- **DATA LINES**:
________________
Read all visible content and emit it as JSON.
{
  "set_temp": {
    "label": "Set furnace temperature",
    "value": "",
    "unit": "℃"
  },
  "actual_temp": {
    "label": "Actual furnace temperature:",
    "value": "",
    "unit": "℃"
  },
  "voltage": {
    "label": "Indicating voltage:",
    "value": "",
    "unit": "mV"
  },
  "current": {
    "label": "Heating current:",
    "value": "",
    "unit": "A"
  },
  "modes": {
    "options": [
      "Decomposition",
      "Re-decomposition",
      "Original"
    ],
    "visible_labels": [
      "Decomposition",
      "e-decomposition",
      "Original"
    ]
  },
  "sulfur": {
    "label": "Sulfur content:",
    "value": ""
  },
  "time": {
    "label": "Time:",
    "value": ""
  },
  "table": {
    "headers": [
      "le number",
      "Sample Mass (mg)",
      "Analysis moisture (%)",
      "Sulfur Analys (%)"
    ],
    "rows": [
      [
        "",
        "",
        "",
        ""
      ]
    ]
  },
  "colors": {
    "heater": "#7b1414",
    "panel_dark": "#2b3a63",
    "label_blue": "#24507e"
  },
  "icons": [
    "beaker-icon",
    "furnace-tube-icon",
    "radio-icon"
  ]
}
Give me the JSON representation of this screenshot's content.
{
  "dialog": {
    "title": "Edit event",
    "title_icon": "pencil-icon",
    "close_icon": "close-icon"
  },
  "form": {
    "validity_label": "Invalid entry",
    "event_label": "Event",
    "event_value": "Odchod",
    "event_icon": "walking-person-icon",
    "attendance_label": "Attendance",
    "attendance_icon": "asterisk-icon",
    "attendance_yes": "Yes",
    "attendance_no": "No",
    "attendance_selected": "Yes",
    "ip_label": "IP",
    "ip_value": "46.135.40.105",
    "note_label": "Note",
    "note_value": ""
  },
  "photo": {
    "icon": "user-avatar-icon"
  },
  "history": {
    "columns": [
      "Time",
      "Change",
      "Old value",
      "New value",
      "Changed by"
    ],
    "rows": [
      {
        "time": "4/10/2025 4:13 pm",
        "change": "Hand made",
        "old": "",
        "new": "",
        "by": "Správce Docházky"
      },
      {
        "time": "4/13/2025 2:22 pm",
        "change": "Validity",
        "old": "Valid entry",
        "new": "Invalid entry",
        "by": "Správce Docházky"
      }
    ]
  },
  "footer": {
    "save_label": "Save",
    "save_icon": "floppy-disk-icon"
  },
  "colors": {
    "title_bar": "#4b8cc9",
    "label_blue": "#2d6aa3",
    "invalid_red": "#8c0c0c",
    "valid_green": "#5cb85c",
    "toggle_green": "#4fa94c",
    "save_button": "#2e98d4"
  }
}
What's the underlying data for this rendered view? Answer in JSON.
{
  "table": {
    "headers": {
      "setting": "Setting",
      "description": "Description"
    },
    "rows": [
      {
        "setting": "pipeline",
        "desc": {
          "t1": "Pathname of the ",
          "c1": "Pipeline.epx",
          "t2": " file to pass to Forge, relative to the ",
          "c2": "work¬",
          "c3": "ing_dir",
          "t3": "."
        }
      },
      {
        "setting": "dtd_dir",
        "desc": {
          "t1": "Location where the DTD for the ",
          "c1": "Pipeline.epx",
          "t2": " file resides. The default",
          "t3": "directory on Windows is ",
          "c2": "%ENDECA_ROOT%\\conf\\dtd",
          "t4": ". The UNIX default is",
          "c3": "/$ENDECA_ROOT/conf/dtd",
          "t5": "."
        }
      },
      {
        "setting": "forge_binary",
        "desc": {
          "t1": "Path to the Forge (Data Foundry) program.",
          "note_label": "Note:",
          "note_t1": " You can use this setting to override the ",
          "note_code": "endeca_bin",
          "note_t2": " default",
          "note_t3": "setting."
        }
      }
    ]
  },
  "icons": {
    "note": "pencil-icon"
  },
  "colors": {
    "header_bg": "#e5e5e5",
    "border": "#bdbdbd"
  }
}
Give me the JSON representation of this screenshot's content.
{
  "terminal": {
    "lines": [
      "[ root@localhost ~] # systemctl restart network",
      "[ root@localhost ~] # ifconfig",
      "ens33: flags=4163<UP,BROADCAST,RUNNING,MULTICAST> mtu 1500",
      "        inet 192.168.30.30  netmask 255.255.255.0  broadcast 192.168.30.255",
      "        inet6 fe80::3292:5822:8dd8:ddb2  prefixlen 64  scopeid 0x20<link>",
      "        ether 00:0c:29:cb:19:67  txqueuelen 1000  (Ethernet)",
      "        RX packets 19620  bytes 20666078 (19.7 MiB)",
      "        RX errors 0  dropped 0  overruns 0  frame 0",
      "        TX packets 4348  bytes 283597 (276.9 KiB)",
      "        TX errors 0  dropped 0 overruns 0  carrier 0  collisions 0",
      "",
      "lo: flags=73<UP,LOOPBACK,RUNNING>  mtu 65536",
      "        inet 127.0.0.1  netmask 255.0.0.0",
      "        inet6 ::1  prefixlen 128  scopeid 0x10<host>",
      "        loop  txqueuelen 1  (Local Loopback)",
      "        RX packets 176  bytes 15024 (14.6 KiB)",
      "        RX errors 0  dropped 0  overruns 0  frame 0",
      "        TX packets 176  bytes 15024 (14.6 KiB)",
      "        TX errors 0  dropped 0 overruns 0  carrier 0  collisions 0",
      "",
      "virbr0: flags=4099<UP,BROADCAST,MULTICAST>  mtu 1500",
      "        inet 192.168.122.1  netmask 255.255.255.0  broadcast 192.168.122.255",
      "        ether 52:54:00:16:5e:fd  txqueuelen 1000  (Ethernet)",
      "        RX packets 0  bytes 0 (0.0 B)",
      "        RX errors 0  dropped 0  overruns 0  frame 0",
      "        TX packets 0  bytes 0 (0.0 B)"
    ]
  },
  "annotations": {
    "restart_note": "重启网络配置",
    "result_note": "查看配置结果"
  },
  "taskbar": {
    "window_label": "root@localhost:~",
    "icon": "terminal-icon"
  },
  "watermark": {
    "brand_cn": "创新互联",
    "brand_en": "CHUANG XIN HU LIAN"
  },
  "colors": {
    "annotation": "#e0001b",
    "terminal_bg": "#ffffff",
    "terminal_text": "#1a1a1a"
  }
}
________________
- **STATED TASK**: From the records above, pull out every line containing the word "content".

- **ANSWER TO THIS TASK**:
Read all visible content and emit it as JSON.
    "label": "Sulfur content:",
Give me the JSON representation of this screenshot's content.
Give me the JSON representation of this screenshot's content.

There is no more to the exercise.